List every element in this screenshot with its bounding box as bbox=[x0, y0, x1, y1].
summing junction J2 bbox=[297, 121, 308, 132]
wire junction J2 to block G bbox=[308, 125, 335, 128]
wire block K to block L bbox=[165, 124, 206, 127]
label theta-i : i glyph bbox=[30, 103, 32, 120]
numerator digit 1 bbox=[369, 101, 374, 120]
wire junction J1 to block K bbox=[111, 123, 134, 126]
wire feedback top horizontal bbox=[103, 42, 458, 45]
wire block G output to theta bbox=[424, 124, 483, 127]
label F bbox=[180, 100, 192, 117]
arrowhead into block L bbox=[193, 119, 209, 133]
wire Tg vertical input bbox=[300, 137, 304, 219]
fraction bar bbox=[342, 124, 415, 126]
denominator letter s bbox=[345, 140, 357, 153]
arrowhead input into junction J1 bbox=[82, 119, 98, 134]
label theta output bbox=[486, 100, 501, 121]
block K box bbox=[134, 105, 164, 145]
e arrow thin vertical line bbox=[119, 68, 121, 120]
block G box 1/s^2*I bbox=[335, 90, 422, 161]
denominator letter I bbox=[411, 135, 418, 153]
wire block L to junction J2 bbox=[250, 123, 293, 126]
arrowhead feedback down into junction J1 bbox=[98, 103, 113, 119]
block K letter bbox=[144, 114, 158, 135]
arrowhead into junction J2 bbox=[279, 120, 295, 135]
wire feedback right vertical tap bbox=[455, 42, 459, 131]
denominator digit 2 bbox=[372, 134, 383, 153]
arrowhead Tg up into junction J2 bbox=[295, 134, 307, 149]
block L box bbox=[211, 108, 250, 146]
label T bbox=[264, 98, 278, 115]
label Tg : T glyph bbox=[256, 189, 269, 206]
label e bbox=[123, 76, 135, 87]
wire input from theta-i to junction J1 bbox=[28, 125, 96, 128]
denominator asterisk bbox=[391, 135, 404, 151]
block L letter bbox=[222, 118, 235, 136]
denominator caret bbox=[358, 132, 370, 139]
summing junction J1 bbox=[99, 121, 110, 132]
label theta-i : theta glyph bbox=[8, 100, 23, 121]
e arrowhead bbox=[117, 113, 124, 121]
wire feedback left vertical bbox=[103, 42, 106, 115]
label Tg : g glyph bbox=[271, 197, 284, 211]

_____

What is being asked:
Write out every line of the records above word for word, in the same order, with each box's numbers left unchanged.

Reply:
List every element in this screenshot with its bounding box as bbox=[x0, y0, x1, y1].
summing junction J2 bbox=[297, 121, 308, 132]
wire junction J2 to block G bbox=[308, 125, 335, 128]
wire block K to block L bbox=[165, 124, 206, 127]
label theta-i : i glyph bbox=[30, 103, 32, 120]
numerator digit 1 bbox=[369, 101, 374, 120]
wire junction J1 to block K bbox=[111, 123, 134, 126]
wire feedback top horizontal bbox=[103, 42, 458, 45]
wire block G output to theta bbox=[424, 124, 483, 127]
label F bbox=[180, 100, 192, 117]
arrowhead into block L bbox=[193, 119, 209, 133]
wire Tg vertical input bbox=[300, 137, 304, 219]
fraction bar bbox=[342, 124, 415, 126]
denominator letter s bbox=[345, 140, 357, 153]
arrowhead input into junction J1 bbox=[82, 119, 98, 134]
label theta output bbox=[486, 100, 501, 121]
block K box bbox=[134, 105, 164, 145]
e arrow thin vertical line bbox=[119, 68, 121, 120]
block G box 1/s^2*I bbox=[335, 90, 422, 161]
denominator letter I bbox=[411, 135, 418, 153]
wire block L to junction J2 bbox=[250, 123, 293, 126]
arrowhead feedback down into junction J1 bbox=[98, 103, 113, 119]
block K letter bbox=[144, 114, 158, 135]
arrowhead into junction J2 bbox=[279, 120, 295, 135]
wire feedback right vertical tap bbox=[455, 42, 459, 131]
denominator digit 2 bbox=[372, 134, 383, 153]
arrowhead Tg up into junction J2 bbox=[295, 134, 307, 149]
block L box bbox=[211, 108, 250, 146]
label T bbox=[264, 98, 278, 115]
label Tg : T glyph bbox=[256, 189, 269, 206]
label e bbox=[123, 76, 135, 87]
wire input from theta-i to junction J1 bbox=[28, 125, 96, 128]
denominator asterisk bbox=[391, 135, 404, 151]
block L letter bbox=[222, 118, 235, 136]
denominator caret bbox=[358, 132, 370, 139]
summing junction J1 bbox=[99, 121, 110, 132]
label theta-i : theta glyph bbox=[8, 100, 23, 121]
e arrowhead bbox=[117, 113, 124, 121]
wire feedback left vertical bbox=[103, 42, 106, 115]
label Tg : g glyph bbox=[271, 197, 284, 211]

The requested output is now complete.